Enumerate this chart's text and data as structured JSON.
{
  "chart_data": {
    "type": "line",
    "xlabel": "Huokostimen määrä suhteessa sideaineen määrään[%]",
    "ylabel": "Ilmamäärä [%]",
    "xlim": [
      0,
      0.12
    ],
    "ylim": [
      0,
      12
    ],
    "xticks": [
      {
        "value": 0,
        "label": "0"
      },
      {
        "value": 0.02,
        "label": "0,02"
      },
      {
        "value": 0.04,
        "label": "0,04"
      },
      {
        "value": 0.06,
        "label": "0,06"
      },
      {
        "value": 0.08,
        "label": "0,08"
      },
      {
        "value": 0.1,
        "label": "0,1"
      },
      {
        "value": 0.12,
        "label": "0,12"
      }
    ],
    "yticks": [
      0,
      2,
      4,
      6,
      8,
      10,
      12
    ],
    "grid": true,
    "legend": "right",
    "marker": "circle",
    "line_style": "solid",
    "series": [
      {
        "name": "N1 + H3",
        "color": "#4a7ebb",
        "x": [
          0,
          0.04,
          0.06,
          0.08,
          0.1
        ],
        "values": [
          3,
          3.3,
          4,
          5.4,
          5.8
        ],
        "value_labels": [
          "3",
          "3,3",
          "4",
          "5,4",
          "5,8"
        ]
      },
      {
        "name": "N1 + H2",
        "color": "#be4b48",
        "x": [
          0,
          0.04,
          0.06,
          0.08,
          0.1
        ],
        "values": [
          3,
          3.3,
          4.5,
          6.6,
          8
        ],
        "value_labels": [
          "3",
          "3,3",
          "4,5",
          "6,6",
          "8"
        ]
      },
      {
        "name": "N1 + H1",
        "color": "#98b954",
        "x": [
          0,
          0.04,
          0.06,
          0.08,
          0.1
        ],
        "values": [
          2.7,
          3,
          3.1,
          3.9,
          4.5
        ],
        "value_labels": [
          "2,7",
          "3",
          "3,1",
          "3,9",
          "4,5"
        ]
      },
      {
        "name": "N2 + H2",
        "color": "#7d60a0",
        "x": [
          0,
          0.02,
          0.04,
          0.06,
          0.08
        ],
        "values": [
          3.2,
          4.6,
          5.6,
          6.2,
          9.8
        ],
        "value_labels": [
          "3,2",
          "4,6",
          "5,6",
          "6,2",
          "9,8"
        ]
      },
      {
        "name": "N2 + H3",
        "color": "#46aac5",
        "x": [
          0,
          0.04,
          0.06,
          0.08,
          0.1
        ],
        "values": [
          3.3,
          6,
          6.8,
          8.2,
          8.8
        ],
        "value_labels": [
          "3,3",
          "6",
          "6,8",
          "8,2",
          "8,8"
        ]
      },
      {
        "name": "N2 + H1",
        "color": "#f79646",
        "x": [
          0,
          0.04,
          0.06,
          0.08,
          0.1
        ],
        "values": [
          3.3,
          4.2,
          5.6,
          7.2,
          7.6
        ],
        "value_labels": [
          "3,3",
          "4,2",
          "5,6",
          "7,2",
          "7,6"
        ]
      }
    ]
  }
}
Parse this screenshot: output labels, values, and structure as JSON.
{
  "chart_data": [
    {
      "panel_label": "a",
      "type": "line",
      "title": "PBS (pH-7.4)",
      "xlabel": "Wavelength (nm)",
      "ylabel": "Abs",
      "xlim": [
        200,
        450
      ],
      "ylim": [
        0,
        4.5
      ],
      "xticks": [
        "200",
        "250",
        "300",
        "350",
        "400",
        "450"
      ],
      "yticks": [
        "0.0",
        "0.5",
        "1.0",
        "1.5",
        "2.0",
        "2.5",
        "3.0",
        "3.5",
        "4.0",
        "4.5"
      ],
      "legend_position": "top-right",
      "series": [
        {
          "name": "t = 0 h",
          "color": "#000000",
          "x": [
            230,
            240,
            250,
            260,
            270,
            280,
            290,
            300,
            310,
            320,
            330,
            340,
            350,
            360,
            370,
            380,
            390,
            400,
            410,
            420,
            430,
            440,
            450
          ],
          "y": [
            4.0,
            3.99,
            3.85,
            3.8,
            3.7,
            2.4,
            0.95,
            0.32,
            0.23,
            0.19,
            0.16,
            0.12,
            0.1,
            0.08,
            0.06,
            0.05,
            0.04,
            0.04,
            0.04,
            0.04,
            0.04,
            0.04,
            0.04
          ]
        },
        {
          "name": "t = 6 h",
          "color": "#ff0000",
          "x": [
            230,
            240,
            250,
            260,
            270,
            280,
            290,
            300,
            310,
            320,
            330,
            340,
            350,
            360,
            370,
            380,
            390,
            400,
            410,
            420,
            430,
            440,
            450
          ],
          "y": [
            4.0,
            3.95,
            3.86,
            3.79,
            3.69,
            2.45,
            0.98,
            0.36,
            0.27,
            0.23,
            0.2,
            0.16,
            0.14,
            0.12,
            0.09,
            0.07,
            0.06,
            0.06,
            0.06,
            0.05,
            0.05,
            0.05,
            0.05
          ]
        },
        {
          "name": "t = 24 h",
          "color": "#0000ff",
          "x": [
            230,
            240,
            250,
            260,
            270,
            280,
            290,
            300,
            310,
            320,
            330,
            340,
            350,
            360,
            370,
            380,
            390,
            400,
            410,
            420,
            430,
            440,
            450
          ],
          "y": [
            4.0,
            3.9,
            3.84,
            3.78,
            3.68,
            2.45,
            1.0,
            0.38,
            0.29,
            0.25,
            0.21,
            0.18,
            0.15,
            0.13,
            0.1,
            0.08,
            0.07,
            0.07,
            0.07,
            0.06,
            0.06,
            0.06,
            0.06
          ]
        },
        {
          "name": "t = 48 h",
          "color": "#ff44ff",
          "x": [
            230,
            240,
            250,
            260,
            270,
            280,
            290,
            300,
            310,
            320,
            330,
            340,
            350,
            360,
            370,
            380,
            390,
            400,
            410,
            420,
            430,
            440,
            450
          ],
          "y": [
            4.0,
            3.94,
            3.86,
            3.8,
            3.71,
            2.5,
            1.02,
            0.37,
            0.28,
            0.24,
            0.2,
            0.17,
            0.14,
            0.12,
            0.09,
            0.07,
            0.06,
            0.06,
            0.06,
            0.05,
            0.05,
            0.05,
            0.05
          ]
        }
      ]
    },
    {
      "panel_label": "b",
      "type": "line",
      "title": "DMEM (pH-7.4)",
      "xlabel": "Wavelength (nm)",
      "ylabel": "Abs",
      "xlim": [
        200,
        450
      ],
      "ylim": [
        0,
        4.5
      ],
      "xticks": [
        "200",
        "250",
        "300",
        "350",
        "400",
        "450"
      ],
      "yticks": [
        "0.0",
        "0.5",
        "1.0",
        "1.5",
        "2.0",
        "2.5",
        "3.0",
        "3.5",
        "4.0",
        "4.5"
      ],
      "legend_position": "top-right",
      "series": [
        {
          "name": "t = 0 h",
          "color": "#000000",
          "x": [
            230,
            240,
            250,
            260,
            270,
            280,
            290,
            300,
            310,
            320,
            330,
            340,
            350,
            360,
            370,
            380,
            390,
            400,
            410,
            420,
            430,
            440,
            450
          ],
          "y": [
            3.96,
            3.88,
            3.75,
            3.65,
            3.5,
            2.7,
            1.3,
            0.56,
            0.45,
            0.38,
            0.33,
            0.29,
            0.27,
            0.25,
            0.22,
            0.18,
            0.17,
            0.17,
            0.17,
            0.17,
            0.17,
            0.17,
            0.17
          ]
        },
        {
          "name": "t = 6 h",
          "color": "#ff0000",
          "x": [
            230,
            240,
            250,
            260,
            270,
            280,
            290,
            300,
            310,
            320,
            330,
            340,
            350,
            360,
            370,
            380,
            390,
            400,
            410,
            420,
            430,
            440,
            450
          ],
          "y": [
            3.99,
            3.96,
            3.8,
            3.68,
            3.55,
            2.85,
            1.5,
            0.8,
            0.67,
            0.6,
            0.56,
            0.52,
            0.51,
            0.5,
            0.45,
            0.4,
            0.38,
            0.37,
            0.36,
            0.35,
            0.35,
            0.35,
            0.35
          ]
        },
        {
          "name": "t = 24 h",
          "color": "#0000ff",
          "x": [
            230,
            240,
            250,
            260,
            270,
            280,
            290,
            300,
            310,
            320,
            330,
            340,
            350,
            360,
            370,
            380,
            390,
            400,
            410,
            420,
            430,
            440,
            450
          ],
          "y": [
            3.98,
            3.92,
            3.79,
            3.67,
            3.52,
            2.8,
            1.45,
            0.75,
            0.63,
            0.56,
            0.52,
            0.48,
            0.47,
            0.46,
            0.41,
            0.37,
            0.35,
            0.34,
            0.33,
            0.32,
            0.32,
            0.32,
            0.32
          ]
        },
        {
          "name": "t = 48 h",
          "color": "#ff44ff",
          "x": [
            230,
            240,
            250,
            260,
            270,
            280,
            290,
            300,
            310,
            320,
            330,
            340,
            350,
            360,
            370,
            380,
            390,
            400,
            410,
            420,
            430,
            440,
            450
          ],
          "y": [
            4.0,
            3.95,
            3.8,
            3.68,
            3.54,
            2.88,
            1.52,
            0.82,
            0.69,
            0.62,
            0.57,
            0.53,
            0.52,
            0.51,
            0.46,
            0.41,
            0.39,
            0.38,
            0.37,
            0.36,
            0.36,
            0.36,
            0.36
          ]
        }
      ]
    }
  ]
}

_ _ _

**Short exercise:**
Lines containing the string "this" are to be selected and copied.

**Task response:**
Enumerate this chart's text and data as structured JSON.
Parse this screenshot: output labels, values, and structure as JSON.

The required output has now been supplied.